THE EXERCISE: Write out the listing in full, matching it word for word.
++++++
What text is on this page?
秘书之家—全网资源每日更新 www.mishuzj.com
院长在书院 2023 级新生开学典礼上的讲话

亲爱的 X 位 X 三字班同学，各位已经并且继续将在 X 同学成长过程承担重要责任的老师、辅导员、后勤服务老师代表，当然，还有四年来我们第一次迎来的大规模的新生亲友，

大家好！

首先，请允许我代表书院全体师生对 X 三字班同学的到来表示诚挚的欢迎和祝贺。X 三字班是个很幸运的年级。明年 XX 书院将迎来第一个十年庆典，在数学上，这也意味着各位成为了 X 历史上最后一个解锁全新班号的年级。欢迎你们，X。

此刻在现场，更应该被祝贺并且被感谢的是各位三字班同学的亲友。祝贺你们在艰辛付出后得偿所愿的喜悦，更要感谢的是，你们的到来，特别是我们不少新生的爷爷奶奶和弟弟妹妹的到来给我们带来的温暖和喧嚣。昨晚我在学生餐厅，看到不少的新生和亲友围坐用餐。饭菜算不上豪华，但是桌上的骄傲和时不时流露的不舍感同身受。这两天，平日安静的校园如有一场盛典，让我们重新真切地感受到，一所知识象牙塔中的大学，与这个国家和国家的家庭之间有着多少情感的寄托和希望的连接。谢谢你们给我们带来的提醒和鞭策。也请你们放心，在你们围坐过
++++++
WRITTEN SOLUTION:
What text is on this page?
秘书之家—全网资源每日更新 www.mishuzj.com
院长在书院 2023 级新生开学典礼上的讲话

亲爱的 X 位 X 三字班同学，各位已经并且继续将在 X 同学成长过程承担重要责任的老师、辅导员、后勤服务老师代表，当然，还有四年来我们第一次迎来的大规模的新生亲友，

大家好！

首先，请允许我代表书院全体师生对 X 三字班同学的到来表示诚挚的欢迎和祝贺。X 三字班是个很幸运的年级。明年 XX 书院将迎来第一个十年庆典，在数学上，这也意味着各位成为了 X 历史上最后一个解锁全新班号的年级。欢迎你们，X。

此刻在现场，更应该被祝贺并且被感谢的是各位三字班同学的亲友。祝贺你们在艰辛付出后得偿所愿的喜悦，更要感谢的是，你们的到来，特别是我们不少新生的爷爷奶奶和弟弟妹妹的到来给我们带来的温暖和喧嚣。昨晚我在学生餐厅，看到不少的新生和亲友围坐用餐。饭菜算不上豪华，但是桌上的骄傲和时不时流露的不舍感同身受。这两天，平日安静的校园如有一场盛典，让我们重新真切地感受到，一所知识象牙塔中的大学，与这个国家和国家的家庭之间有着多少情感的寄托和希望的连接。谢谢你们给我们带来的提醒和鞭策。也请你们放心，在你们围坐过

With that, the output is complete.